Stored records
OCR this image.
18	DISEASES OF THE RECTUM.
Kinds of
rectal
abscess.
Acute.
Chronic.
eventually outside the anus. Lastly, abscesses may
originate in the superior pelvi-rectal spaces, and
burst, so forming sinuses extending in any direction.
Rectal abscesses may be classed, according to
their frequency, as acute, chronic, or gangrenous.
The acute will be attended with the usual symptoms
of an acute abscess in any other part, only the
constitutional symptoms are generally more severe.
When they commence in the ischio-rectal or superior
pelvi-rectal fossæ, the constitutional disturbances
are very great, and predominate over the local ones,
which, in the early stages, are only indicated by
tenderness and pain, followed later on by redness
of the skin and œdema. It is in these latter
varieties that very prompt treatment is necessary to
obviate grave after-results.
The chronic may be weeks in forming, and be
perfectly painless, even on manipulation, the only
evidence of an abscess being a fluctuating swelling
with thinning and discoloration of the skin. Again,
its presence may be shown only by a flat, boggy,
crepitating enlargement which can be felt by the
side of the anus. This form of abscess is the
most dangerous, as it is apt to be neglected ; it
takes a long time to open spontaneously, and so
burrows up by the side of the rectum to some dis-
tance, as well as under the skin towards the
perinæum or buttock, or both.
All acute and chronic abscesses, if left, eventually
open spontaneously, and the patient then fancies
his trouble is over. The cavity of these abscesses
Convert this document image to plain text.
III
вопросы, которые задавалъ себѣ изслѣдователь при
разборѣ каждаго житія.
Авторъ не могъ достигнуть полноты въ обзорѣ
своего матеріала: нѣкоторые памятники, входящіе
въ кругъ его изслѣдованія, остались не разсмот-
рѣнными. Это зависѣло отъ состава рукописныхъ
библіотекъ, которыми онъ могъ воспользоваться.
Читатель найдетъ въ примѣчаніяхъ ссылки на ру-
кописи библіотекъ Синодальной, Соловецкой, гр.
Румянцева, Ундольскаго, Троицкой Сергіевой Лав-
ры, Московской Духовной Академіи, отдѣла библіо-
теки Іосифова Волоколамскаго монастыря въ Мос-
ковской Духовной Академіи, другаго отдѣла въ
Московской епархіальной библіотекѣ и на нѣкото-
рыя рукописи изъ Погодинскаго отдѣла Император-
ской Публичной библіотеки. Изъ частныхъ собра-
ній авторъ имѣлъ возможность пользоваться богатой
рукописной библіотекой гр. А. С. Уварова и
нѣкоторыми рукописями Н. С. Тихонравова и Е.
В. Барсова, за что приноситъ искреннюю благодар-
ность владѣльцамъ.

• Instructions to follow:
Take the data above and return it exactly.

• Task result:
OCR this image.
18	DISEASES OF THE RECTUM.
Kinds of
rectal
abscess.
Acute.
Chronic.
eventually outside the anus. Lastly, abscesses may
originate in the superior pelvi-rectal spaces, and
burst, so forming sinuses extending in any direction.
Rectal abscesses may be classed, according to
their frequency, as acute, chronic, or gangrenous.
The acute will be attended with the usual symptoms
of an acute abscess in any other part, only the
constitutional symptoms are generally more severe.
When they commence in the ischio-rectal or superior
pelvi-rectal fossæ, the constitutional disturbances
are very great, and predominate over the local ones,
which, in the early stages, are only indicated by
tenderness and pain, followed later on by redness
of the skin and œdema. It is in these latter
varieties that very prompt treatment is necessary to
obviate grave after-results.
The chronic may be weeks in forming, and be
perfectly painless, even on manipulation, the only
evidence of an abscess being a fluctuating swelling
with thinning and discoloration of the skin. Again,
its presence may be shown only by a flat, boggy,
crepitating enlargement which can be felt by the
side of the anus. This form of abscess is the
most dangerous, as it is apt to be neglected ; it
takes a long time to open spontaneously, and so
burrows up by the side of the rectum to some dis-
tance, as well as under the skin towards the
perinæum or buttock, or both.
All acute and chronic abscesses, if left, eventually
open spontaneously, and the patient then fancies
his trouble is over. The cavity of these abscesses
Convert this document image to plain text.
III
вопросы, которые задавалъ себѣ изслѣдователь при
разборѣ каждаго житія.
Авторъ не могъ достигнуть полноты въ обзорѣ
своего матеріала: нѣкоторые памятники, входящіе
въ кругъ его изслѣдованія, остались не разсмот-
рѣнными. Это зависѣло отъ состава рукописныхъ
библіотекъ, которыми онъ могъ воспользоваться.
Читатель найдетъ въ примѣчаніяхъ ссылки на ру-
кописи библіотекъ Синодальной, Соловецкой, гр.
Румянцева, Ундольскаго, Троицкой Сергіевой Лав-
ры, Московской Духовной Академіи, отдѣла библіо-
теки Іосифова Волоколамскаго монастыря въ Мос-
ковской Духовной Академіи, другаго отдѣла въ
Московской епархіальной библіотекѣ и на нѣкото-
рыя рукописи изъ Погодинскаго отдѣла Император-
ской Публичной библіотеки. Изъ частныхъ собра-
ній авторъ имѣлъ возможность пользоваться богатой
рукописной библіотекой гр. А. С. Уварова и
нѣкоторыми рукописями Н. С. Тихонравова и Е.
В. Барсова, за что приноситъ искреннюю благодар-
ность владѣльцамъ.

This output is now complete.